start Material shown
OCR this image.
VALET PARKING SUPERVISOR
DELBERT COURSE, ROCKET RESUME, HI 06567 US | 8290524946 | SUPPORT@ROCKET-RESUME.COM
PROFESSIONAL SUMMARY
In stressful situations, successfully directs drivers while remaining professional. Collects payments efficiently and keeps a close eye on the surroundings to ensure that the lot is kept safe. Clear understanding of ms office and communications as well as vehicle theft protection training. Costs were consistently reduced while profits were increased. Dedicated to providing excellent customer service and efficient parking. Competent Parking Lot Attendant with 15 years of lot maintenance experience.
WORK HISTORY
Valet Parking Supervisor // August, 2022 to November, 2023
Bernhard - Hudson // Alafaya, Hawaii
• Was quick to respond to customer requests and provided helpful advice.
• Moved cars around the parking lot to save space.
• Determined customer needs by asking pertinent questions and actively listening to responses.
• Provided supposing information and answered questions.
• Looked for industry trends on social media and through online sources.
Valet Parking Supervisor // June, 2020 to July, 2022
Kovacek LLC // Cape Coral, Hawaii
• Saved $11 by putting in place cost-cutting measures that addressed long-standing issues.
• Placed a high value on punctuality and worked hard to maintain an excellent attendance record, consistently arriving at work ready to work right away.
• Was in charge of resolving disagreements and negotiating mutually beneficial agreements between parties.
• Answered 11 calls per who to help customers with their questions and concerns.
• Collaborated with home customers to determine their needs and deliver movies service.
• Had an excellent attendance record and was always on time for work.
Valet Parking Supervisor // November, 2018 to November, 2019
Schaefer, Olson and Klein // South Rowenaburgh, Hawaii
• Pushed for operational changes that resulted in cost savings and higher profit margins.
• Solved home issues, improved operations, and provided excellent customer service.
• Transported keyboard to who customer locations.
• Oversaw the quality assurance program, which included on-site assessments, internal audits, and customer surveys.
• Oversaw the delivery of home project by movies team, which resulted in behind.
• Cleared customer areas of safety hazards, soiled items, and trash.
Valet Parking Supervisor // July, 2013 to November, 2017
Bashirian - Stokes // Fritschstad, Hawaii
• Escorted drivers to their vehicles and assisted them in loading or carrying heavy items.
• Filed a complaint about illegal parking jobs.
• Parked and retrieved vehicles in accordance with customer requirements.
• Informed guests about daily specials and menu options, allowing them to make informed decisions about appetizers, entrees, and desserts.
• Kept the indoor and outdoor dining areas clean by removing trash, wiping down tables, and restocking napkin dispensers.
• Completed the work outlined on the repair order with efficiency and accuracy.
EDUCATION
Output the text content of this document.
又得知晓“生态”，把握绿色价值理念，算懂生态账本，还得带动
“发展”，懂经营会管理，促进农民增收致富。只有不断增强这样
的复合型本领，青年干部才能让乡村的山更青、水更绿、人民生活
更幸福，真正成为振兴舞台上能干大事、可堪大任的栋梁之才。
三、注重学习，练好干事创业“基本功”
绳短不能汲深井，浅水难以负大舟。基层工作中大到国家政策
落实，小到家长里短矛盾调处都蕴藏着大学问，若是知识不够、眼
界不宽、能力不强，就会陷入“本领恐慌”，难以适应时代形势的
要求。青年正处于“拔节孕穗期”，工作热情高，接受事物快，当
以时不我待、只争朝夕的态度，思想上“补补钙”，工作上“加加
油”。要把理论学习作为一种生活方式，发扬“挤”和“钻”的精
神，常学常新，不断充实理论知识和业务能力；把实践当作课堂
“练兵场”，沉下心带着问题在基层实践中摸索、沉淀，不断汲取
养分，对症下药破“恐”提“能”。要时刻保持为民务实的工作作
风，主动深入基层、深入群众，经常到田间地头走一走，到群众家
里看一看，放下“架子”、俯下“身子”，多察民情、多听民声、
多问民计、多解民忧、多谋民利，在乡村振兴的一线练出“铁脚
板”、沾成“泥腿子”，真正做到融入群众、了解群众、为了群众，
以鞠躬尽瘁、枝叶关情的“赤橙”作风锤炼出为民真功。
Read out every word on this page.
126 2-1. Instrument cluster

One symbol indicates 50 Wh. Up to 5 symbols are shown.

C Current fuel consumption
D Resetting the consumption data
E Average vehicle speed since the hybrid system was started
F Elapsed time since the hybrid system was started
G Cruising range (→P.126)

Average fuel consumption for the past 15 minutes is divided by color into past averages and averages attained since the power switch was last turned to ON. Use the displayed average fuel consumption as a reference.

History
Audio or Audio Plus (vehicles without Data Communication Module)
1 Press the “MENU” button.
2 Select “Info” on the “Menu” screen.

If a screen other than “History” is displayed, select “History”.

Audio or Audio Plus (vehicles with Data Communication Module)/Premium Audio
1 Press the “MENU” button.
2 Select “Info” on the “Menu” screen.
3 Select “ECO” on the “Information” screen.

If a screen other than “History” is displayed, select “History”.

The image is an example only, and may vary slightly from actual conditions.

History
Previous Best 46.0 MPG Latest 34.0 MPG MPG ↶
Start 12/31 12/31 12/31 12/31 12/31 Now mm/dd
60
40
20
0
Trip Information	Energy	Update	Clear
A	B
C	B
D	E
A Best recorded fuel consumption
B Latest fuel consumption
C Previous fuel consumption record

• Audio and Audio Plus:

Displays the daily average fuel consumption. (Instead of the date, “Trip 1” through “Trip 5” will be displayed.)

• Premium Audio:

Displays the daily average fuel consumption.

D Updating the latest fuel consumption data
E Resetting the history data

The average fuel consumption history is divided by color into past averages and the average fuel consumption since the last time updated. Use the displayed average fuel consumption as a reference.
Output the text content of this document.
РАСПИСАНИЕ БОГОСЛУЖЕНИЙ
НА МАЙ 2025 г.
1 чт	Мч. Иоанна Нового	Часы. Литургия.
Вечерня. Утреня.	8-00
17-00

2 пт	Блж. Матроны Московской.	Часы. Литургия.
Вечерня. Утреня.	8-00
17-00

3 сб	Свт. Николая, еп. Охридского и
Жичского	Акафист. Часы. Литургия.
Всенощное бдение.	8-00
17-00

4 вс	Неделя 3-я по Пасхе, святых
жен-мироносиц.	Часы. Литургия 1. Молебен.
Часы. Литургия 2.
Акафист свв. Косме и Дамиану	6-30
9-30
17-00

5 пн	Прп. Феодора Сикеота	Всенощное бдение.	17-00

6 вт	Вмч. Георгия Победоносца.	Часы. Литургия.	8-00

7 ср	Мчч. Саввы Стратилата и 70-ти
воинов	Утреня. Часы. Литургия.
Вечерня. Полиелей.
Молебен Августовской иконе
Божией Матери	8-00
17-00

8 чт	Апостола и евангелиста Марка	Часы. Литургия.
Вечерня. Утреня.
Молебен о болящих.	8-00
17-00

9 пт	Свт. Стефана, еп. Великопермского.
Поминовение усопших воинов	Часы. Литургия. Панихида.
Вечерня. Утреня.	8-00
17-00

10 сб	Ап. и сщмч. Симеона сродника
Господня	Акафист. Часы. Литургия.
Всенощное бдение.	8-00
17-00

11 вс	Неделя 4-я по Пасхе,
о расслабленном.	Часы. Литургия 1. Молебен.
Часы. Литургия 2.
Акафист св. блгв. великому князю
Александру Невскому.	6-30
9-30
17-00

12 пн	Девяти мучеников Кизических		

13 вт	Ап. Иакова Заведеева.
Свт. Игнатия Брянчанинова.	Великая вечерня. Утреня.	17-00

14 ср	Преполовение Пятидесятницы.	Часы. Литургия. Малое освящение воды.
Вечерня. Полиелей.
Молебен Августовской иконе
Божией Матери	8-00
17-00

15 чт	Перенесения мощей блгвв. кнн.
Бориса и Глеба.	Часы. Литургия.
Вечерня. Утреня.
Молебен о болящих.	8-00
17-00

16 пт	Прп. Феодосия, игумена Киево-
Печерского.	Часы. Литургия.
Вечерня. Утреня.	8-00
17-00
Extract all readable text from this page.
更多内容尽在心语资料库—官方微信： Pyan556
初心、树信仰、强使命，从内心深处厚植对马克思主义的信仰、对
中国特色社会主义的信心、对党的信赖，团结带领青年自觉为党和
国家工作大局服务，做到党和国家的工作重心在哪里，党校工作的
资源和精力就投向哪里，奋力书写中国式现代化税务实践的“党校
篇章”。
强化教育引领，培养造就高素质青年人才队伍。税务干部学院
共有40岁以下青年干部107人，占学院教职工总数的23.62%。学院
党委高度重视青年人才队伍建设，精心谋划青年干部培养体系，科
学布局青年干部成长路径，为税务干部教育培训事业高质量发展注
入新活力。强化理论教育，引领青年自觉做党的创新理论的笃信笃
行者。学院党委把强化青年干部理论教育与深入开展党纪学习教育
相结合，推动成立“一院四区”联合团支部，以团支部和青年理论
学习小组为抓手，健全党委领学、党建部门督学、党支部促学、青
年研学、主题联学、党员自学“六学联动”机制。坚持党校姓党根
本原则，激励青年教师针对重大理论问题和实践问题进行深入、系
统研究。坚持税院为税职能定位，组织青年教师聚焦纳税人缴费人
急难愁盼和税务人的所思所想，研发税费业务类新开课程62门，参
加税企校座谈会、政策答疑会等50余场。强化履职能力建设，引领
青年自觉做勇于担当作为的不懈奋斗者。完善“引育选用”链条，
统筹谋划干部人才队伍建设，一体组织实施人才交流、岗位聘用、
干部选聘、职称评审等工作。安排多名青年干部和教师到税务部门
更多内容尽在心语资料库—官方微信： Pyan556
end Material shown
- **What is required**:
Search the data above for the word "averages", then gather each line in which it appears.

- **Written answer**:
Average fuel consumption for the past 15 minutes is divided by color into past averages and averages attained since the power switch was last turned to ON. Use the displayed average fuel consumption as a reference.
The average fuel consumption history is divided by color into past averages and the average fuel consumption since the last time updated. Use the displayed average fuel consumption as a reference.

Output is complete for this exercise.